* **TASK DIRECTIONS**
Reproduce the line containing "Output the text content of this document." exactly, along with each line after it through the end of the data; pictures are left out.

___ DATA LINES ___

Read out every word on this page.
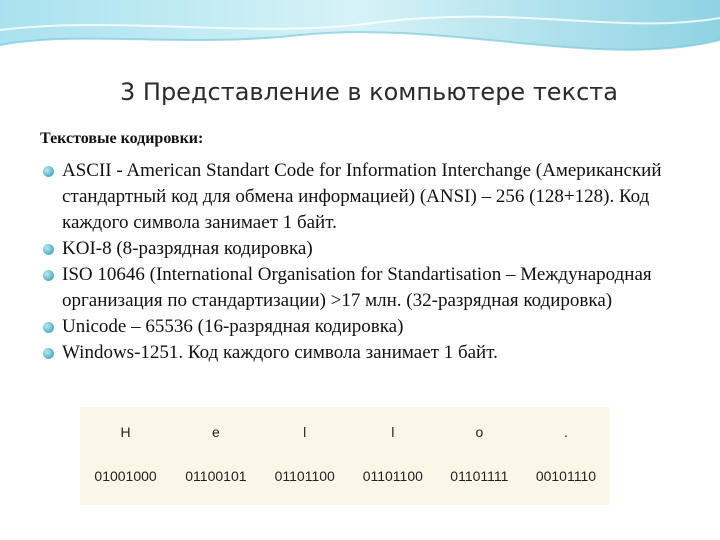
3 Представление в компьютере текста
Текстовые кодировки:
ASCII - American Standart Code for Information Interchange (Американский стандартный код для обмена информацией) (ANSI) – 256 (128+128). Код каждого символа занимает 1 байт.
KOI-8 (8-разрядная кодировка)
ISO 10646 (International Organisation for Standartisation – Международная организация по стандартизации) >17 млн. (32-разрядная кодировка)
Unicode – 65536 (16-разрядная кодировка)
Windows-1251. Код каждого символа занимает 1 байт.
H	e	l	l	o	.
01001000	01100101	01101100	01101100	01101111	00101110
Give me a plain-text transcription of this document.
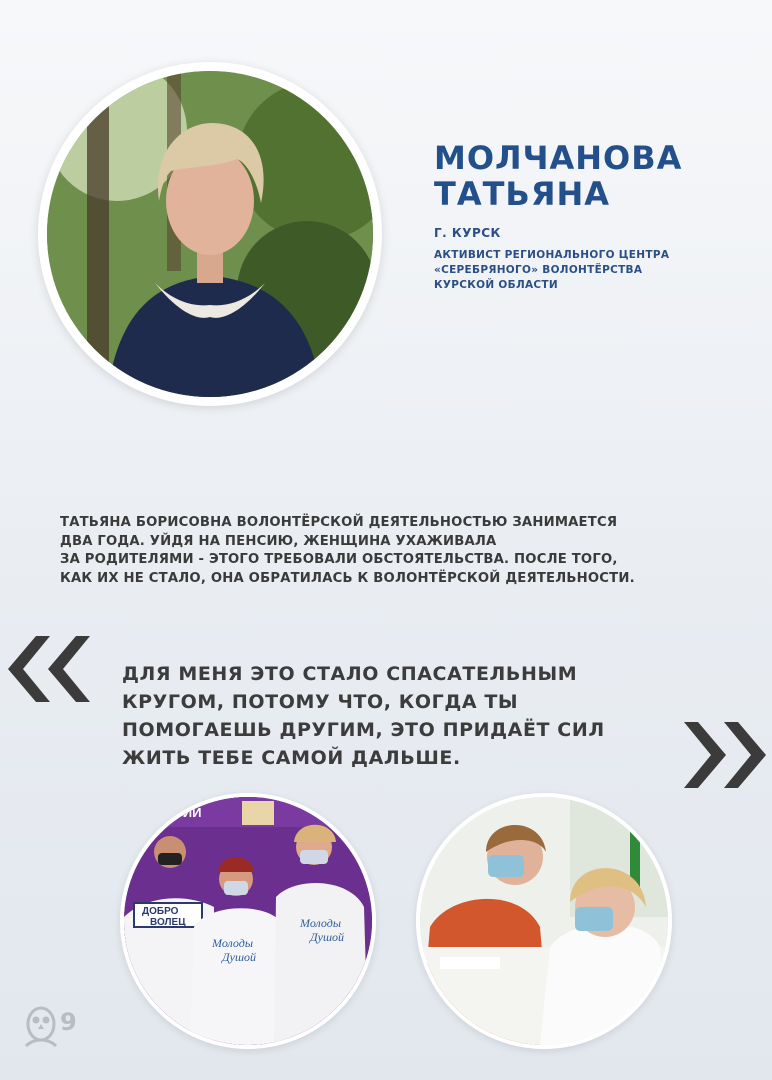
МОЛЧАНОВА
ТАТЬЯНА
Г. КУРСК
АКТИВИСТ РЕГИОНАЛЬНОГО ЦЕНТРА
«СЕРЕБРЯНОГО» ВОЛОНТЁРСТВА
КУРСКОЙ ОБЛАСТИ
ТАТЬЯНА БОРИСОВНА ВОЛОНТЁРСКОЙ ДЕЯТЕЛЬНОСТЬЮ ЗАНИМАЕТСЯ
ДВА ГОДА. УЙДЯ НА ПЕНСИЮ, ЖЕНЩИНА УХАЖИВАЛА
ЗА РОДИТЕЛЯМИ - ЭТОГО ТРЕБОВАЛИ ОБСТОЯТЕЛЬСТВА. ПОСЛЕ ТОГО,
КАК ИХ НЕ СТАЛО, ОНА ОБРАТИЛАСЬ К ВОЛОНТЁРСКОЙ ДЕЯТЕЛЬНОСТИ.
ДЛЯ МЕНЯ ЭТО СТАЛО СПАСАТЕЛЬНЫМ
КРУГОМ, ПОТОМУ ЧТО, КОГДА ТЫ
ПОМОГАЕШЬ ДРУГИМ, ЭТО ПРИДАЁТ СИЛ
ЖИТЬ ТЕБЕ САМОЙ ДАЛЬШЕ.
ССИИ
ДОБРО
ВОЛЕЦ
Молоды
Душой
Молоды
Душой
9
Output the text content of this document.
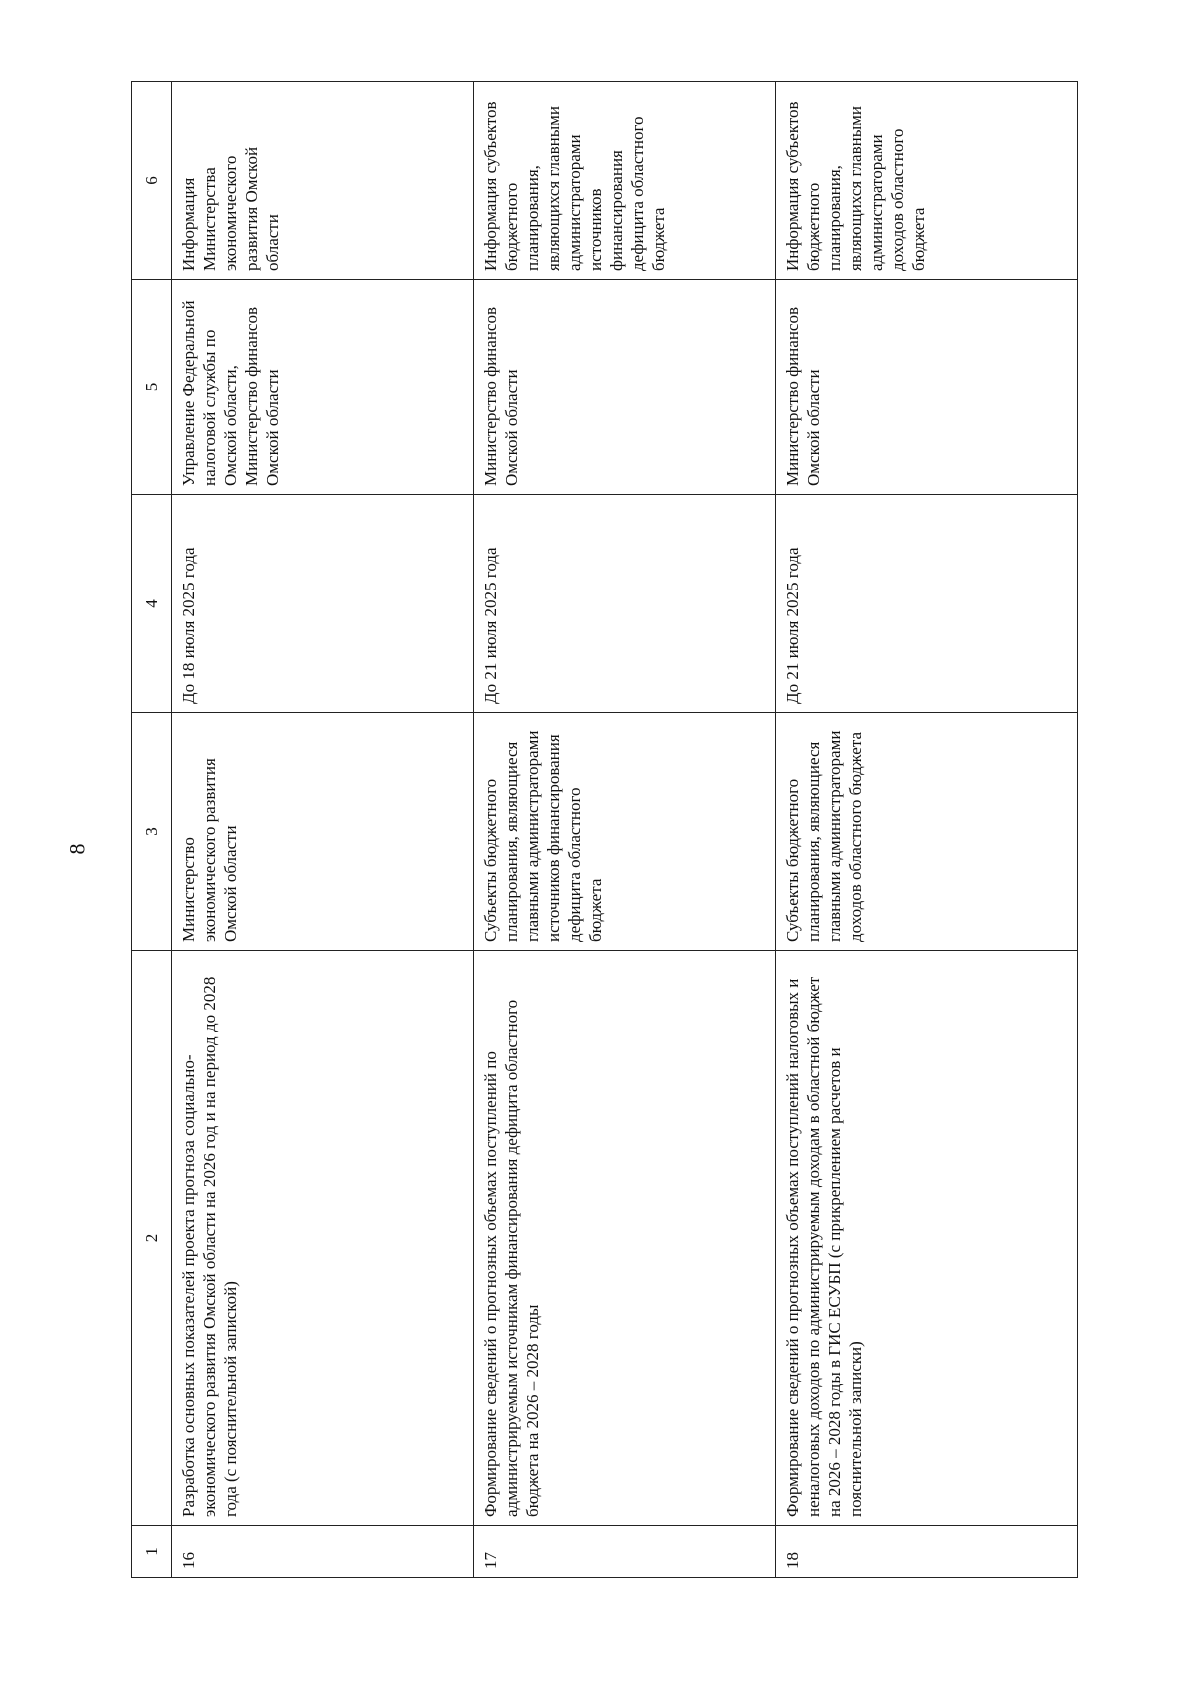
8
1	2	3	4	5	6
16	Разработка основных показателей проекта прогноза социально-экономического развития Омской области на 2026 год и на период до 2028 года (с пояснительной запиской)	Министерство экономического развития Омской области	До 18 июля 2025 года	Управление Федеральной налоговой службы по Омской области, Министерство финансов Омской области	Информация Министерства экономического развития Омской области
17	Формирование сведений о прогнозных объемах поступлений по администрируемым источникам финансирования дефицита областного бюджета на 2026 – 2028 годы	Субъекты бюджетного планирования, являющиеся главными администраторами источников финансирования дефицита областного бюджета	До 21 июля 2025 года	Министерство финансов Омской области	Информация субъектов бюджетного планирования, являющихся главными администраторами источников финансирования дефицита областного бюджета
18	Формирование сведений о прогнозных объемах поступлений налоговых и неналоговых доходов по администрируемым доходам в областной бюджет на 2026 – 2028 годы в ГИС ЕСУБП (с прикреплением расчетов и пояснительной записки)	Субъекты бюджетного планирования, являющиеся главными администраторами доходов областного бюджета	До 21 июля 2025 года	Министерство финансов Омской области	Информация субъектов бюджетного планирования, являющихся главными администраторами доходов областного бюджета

___

* **FINAL ANSWER**
Output the text content of this document.
8
1	2	3	4	5	6
16	Разработка основных показателей проекта прогноза социально-экономического развития Омской области на 2026 год и на период до 2028 года (с пояснительной запиской)	Министерство экономического развития Омской области	До 18 июля 2025 года	Управление Федеральной налоговой службы по Омской области, Министерство финансов Омской области	Информация Министерства экономического развития Омской области
17	Формирование сведений о прогнозных объемах поступлений по администрируемым источникам финансирования дефицита областного бюджета на 2026 – 2028 годы	Субъекты бюджетного планирования, являющиеся главными администраторами источников финансирования дефицита областного бюджета	До 21 июля 2025 года	Министерство финансов Омской области	Информация субъектов бюджетного планирования, являющихся главными администраторами источников финансирования дефицита областного бюджета
18	Формирование сведений о прогнозных объемах поступлений налоговых и неналоговых доходов по администрируемым доходам в областной бюджет на 2026 – 2028 годы в ГИС ЕСУБП (с прикреплением расчетов и пояснительной записки)	Субъекты бюджетного планирования, являющиеся главными администраторами доходов областного бюджета	До 21 июля 2025 года	Министерство финансов Омской области	Информация субъектов бюджетного планирования, являющихся главными администраторами доходов областного бюджета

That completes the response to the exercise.